EXTRACTED TEXT:

════════════════

Immigration reform: CA GOP members not giving up

House Speaker John Boehner slammed the door on comprehensive immigration reform this week, saying House action on the bill already passed by the Senate is “not going to happen.” That's not stopping a pair of California Republicans from lobbying fellow GOP members on the issue.
Speaker Boehner repeated his stance that the House GOP would work on a "common sense, step-by-step" approach to immigration reform. He said he had "no intention of ever going" to a conference committee to reconcile whatever measures the House passes with the 1,300-page Senate bill.
Instead, Boehner said the House GOP would work on " a set of principles" that will help "guide" the GOP as it deals with the issue. He did not mention the piecemeal immigration bills put forth by House Republicans.
That hasn’t discouraged Central Valley GOP members Jeff Denham and David Valadao.
Both Congressmen are in heavily Latino districts. Both are co-sponsors of the Democrats' immigration bill, which is based on the Senate bill that passed the Judiciary Committee and includes the House version of a border security provision. In fact, Denham and Valadao are two of the three GOP members who back HR-15
Denham said he has convinced three more Republicans to back HR-15. The challenge, he says, is that health care, the fiscal crisis and a farm bill have taken precedence on Capitol Hill. He says any issue that does not have an exact timeline always gets moved. "Immigration is one of those issues," he said. "That’s one of the things that makes it difficult."

════════════════

SUPPLIED MATERIAL:
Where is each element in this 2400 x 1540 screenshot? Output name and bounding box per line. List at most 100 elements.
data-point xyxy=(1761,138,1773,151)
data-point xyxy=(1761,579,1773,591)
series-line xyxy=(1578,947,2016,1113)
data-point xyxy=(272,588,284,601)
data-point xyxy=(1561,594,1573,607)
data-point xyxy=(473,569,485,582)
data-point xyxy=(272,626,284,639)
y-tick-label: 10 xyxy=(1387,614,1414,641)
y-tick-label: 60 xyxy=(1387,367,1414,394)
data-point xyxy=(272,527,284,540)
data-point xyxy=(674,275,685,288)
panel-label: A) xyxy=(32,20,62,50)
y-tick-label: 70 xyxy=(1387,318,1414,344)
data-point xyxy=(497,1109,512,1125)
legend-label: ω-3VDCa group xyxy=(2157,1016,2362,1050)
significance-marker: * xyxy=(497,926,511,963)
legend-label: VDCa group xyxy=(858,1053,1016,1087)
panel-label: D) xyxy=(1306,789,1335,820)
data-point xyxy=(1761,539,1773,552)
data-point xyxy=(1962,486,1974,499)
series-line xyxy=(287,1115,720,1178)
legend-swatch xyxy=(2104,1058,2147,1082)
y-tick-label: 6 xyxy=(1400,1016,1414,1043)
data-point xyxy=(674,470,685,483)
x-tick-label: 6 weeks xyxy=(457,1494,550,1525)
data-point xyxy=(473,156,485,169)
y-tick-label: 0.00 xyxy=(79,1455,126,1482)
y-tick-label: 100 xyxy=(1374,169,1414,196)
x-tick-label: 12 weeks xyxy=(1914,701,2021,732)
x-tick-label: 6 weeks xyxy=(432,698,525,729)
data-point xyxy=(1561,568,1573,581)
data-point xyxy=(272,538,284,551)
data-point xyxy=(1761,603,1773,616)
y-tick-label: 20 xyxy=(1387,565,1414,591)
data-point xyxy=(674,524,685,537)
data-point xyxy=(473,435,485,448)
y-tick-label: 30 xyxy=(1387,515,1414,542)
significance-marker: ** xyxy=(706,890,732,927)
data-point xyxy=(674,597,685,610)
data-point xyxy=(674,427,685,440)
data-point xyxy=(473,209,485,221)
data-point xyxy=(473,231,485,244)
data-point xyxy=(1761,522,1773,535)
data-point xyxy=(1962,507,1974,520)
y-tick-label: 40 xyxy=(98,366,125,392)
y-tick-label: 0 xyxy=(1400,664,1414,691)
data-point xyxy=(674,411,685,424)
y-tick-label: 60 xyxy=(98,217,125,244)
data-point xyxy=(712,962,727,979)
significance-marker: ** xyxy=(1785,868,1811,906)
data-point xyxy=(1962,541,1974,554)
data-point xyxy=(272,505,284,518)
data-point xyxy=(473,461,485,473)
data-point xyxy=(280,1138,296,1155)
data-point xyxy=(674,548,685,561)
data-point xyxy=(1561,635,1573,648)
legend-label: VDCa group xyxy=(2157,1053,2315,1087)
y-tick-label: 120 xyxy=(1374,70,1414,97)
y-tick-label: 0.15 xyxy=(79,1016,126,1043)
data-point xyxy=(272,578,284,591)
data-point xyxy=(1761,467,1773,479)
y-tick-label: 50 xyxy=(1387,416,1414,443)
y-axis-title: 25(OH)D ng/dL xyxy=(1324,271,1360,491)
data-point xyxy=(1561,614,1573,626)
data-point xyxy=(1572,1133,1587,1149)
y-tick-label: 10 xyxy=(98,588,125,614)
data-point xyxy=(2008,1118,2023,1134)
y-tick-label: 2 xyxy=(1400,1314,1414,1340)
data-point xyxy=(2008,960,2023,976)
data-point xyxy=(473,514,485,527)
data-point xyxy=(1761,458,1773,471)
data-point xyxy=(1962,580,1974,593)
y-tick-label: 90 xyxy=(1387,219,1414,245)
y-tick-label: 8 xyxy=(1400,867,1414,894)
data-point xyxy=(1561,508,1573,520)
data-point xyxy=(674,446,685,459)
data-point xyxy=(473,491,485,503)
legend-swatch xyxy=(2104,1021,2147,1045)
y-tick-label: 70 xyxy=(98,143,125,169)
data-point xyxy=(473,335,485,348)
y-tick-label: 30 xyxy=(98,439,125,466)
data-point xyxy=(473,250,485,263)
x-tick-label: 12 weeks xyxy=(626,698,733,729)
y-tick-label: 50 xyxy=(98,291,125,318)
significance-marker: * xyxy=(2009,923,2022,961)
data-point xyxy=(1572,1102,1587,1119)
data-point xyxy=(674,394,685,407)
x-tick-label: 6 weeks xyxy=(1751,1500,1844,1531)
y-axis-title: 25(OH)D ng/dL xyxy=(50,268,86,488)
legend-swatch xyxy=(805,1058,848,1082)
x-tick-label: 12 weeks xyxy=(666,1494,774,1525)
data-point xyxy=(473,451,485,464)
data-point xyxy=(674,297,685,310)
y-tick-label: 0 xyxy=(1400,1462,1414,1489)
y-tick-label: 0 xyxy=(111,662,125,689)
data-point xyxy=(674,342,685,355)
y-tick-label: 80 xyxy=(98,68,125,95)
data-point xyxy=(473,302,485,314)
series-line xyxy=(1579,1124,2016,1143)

════════════════

EXERCISES:
**1.** In the immigration reform article, which two Central Valley Republicans keep lobbying their GOP colleagues on the issue?
**2.** Extend the article on California Republicans and immigration reform, picking up after its final sentence.

SOLVED TASKS:
**1.** Jeff Denham and David Valadao.

**2.**
The duo is "whipping" the House floor, talking to members during votes, pushing HR-15. But Valadao said that's a "tough jump" for many members. So the pair is also pushing a letter to Speaker Boehner, urging him to take  up immigration reform. Valadao said he tries not to pressure people on any specific piece of language, urging a debate on the floor and the opportunity to vote. "Fix what they don’t like about each bill as it comes, but go through the legislative process."
On Friday, the head of the campaign arm of the GOP – the National Republican Congressional Committee – said it was his "guess" that the immigration debate would happen “later next year." Next year, of course, is an election year and immigration is one of those hot button issues politicos like to avoid.
Congressman Greg Walden of Oregon, chairman of the NRCC, dismissed the notion that immigration can't be tackled in an election year. He told a breakfast gathering of reporters that most members have already staked out positions on immigration "and what they can and cannot support going into it."
NRCC spokesman Daniel Scarpinato gave a preview of how the debate is likely to play out in one word: "Obamacare." Scarpinato says the Affordable Care Act is a cautionary tale, "kind of a warning signal of what happens when you don't have a lot of transparency, when people haven't read everything that's in the bill."